**Exercise goal**
Give the listing again exactly, omitting its images.
----
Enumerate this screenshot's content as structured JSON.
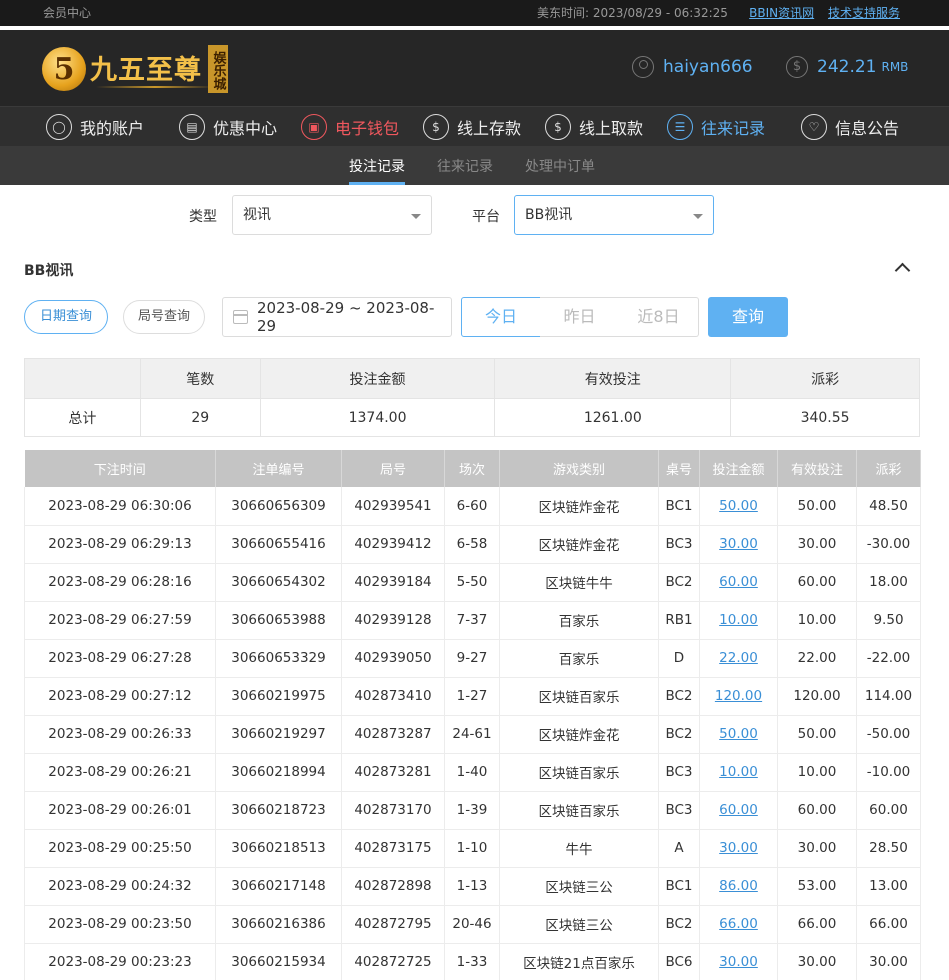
{
  "topbar": {
    "member_center": "会员中心",
    "time_label": "美东时间:",
    "time_value": "2023/08/29 - 06:32:25",
    "link_bbin": "BBIN资讯网",
    "link_support": "技术支持服务"
  },
  "header": {
    "logo_number": "5",
    "logo_text": "九五至尊",
    "logo_seal": "娱乐城",
    "username": "haiyan666",
    "balance": "242.21",
    "currency": "RMB"
  },
  "nav": [
    {
      "label": "我的账户",
      "icon": "user-icon"
    },
    {
      "label": "优惠中心",
      "icon": "gift-icon"
    },
    {
      "label": "电子钱包",
      "icon": "wallet-icon"
    },
    {
      "label": "线上存款",
      "icon": "deposit-icon"
    },
    {
      "label": "线上取款",
      "icon": "withdraw-icon"
    },
    {
      "label": "往来记录",
      "icon": "record-icon"
    },
    {
      "label": "信息公告",
      "icon": "bell-icon"
    }
  ],
  "subtabs": [
    "投注记录",
    "往来记录",
    "处理中订单"
  ],
  "filters": {
    "type_label": "类型",
    "type_value": "视讯",
    "platform_label": "平台",
    "platform_value": "BB视讯"
  },
  "section_title": "BB视讯",
  "query_modes": [
    "日期查询",
    "局号查询"
  ],
  "date_range": "2023-08-29 ~ 2023-08-29",
  "quick_dates": [
    "今日",
    "昨日",
    "近8日"
  ],
  "query_button": "查询",
  "summary": {
    "headers": [
      "",
      "笔数",
      "投注金额",
      "有效投注",
      "派彩"
    ],
    "row": [
      "总计",
      "29",
      "1374.00",
      "1261.00",
      "340.55"
    ]
  },
  "detail": {
    "headers": [
      "下注时间",
      "注单编号",
      "局号",
      "场次",
      "游戏类别",
      "桌号",
      "投注金额",
      "有效投注",
      "派彩"
    ],
    "rows": [
      [
        "2023-08-29 06:30:06",
        "30660656309",
        "402939541",
        "6-60",
        "区块链炸金花",
        "BC1",
        "50.00",
        "50.00",
        "48.50"
      ],
      [
        "2023-08-29 06:29:13",
        "30660655416",
        "402939412",
        "6-58",
        "区块链炸金花",
        "BC3",
        "30.00",
        "30.00",
        "-30.00"
      ],
      [
        "2023-08-29 06:28:16",
        "30660654302",
        "402939184",
        "5-50",
        "区块链牛牛",
        "BC2",
        "60.00",
        "60.00",
        "18.00"
      ],
      [
        "2023-08-29 06:27:59",
        "30660653988",
        "402939128",
        "7-37",
        "百家乐",
        "RB1",
        "10.00",
        "10.00",
        "9.50"
      ],
      [
        "2023-08-29 06:27:28",
        "30660653329",
        "402939050",
        "9-27",
        "百家乐",
        "D",
        "22.00",
        "22.00",
        "-22.00"
      ],
      [
        "2023-08-29 00:27:12",
        "30660219975",
        "402873410",
        "1-27",
        "区块链百家乐",
        "BC2",
        "120.00",
        "120.00",
        "114.00"
      ],
      [
        "2023-08-29 00:26:33",
        "30660219297",
        "402873287",
        "24-61",
        "区块链炸金花",
        "BC2",
        "50.00",
        "50.00",
        "-50.00"
      ],
      [
        "2023-08-29 00:26:21",
        "30660218994",
        "402873281",
        "1-40",
        "区块链百家乐",
        "BC3",
        "10.00",
        "10.00",
        "-10.00"
      ],
      [
        "2023-08-29 00:26:01",
        "30660218723",
        "402873170",
        "1-39",
        "区块链百家乐",
        "BC3",
        "60.00",
        "60.00",
        "60.00"
      ],
      [
        "2023-08-29 00:25:50",
        "30660218513",
        "402873175",
        "1-10",
        "牛牛",
        "A",
        "30.00",
        "30.00",
        "28.50"
      ],
      [
        "2023-08-29 00:24:32",
        "30660217148",
        "402872898",
        "1-13",
        "区块链三公",
        "BC1",
        "86.00",
        "53.00",
        "13.00"
      ],
      [
        "2023-08-29 00:23:50",
        "30660216386",
        "402872795",
        "20-46",
        "区块链三公",
        "BC2",
        "66.00",
        "66.00",
        "66.00"
      ],
      [
        "2023-08-29 00:23:23",
        "30660215934",
        "402872725",
        "1-33",
        "区块链21点百家乐",
        "BC6",
        "30.00",
        "30.00",
        "30.00"
      ]
    ]
  },
  "colors": {
    "accent": "#5fb1f2",
    "negative": "#e53935",
    "nav_active_red": "#f0585e",
    "header_bg": "#262626"
  }
}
----
**Completed exercise**
Enumerate this screenshot's content as structured JSON.
{
  "topbar": {
    "member_center": "会员中心",
    "time_label": "美东时间:",
    "time_value": "2023/08/29 - 06:32:25",
    "link_bbin": "BBIN资讯网",
    "link_support": "技术支持服务"
  },
  "header": {
    "logo_number": "5",
    "logo_text": "九五至尊",
    "logo_seal": "娱乐城",
    "username": "haiyan666",
    "balance": "242.21",
    "currency": "RMB"
  },
  "nav": [
    {
      "label": "我的账户",
      "icon": "user-icon"
    },
    {
      "label": "优惠中心",
      "icon": "gift-icon"
    },
    {
      "label": "电子钱包",
      "icon": "wallet-icon"
    },
    {
      "label": "线上存款",
      "icon": "deposit-icon"
    },
    {
      "label": "线上取款",
      "icon": "withdraw-icon"
    },
    {
      "label": "往来记录",
      "icon": "record-icon"
    },
    {
      "label": "信息公告",
      "icon": "bell-icon"
    }
  ],
  "subtabs": [
    "投注记录",
    "往来记录",
    "处理中订单"
  ],
  "filters": {
    "type_label": "类型",
    "type_value": "视讯",
    "platform_label": "平台",
    "platform_value": "BB视讯"
  },
  "section_title": "BB视讯",
  "query_modes": [
    "日期查询",
    "局号查询"
  ],
  "date_range": "2023-08-29 ~ 2023-08-29",
  "quick_dates": [
    "今日",
    "昨日",
    "近8日"
  ],
  "query_button": "查询",
  "summary": {
    "headers": [
      "",
      "笔数",
      "投注金额",
      "有效投注",
      "派彩"
    ],
    "row": [
      "总计",
      "29",
      "1374.00",
      "1261.00",
      "340.55"
    ]
  },
  "detail": {
    "headers": [
      "下注时间",
      "注单编号",
      "局号",
      "场次",
      "游戏类别",
      "桌号",
      "投注金额",
      "有效投注",
      "派彩"
    ],
    "rows": [
      [
        "2023-08-29 06:30:06",
        "30660656309",
        "402939541",
        "6-60",
        "区块链炸金花",
        "BC1",
        "50.00",
        "50.00",
        "48.50"
      ],
      [
        "2023-08-29 06:29:13",
        "30660655416",
        "402939412",
        "6-58",
        "区块链炸金花",
        "BC3",
        "30.00",
        "30.00",
        "-30.00"
      ],
      [
        "2023-08-29 06:28:16",
        "30660654302",
        "402939184",
        "5-50",
        "区块链牛牛",
        "BC2",
        "60.00",
        "60.00",
        "18.00"
      ],
      [
        "2023-08-29 06:27:59",
        "30660653988",
        "402939128",
        "7-37",
        "百家乐",
        "RB1",
        "10.00",
        "10.00",
        "9.50"
      ],
      [
        "2023-08-29 06:27:28",
        "30660653329",
        "402939050",
        "9-27",
        "百家乐",
        "D",
        "22.00",
        "22.00",
        "-22.00"
      ],
      [
        "2023-08-29 00:27:12",
        "30660219975",
        "402873410",
        "1-27",
        "区块链百家乐",
        "BC2",
        "120.00",
        "120.00",
        "114.00"
      ],
      [
        "2023-08-29 00:26:33",
        "30660219297",
        "402873287",
        "24-61",
        "区块链炸金花",
        "BC2",
        "50.00",
        "50.00",
        "-50.00"
      ],
      [
        "2023-08-29 00:26:21",
        "30660218994",
        "402873281",
        "1-40",
        "区块链百家乐",
        "BC3",
        "10.00",
        "10.00",
        "-10.00"
      ],
      [
        "2023-08-29 00:26:01",
        "30660218723",
        "402873170",
        "1-39",
        "区块链百家乐",
        "BC3",
        "60.00",
        "60.00",
        "60.00"
      ],
      [
        "2023-08-29 00:25:50",
        "30660218513",
        "402873175",
        "1-10",
        "牛牛",
        "A",
        "30.00",
        "30.00",
        "28.50"
      ],
      [
        "2023-08-29 00:24:32",
        "30660217148",
        "402872898",
        "1-13",
        "区块链三公",
        "BC1",
        "86.00",
        "53.00",
        "13.00"
      ],
      [
        "2023-08-29 00:23:50",
        "30660216386",
        "402872795",
        "20-46",
        "区块链三公",
        "BC2",
        "66.00",
        "66.00",
        "66.00"
      ],
      [
        "2023-08-29 00:23:23",
        "30660215934",
        "402872725",
        "1-33",
        "区块链21点百家乐",
        "BC6",
        "30.00",
        "30.00",
        "30.00"
      ]
    ]
  },
  "colors": {
    "accent": "#5fb1f2",
    "negative": "#e53935",
    "nav_active_red": "#f0585e",
    "header_bg": "#262626"
  }
}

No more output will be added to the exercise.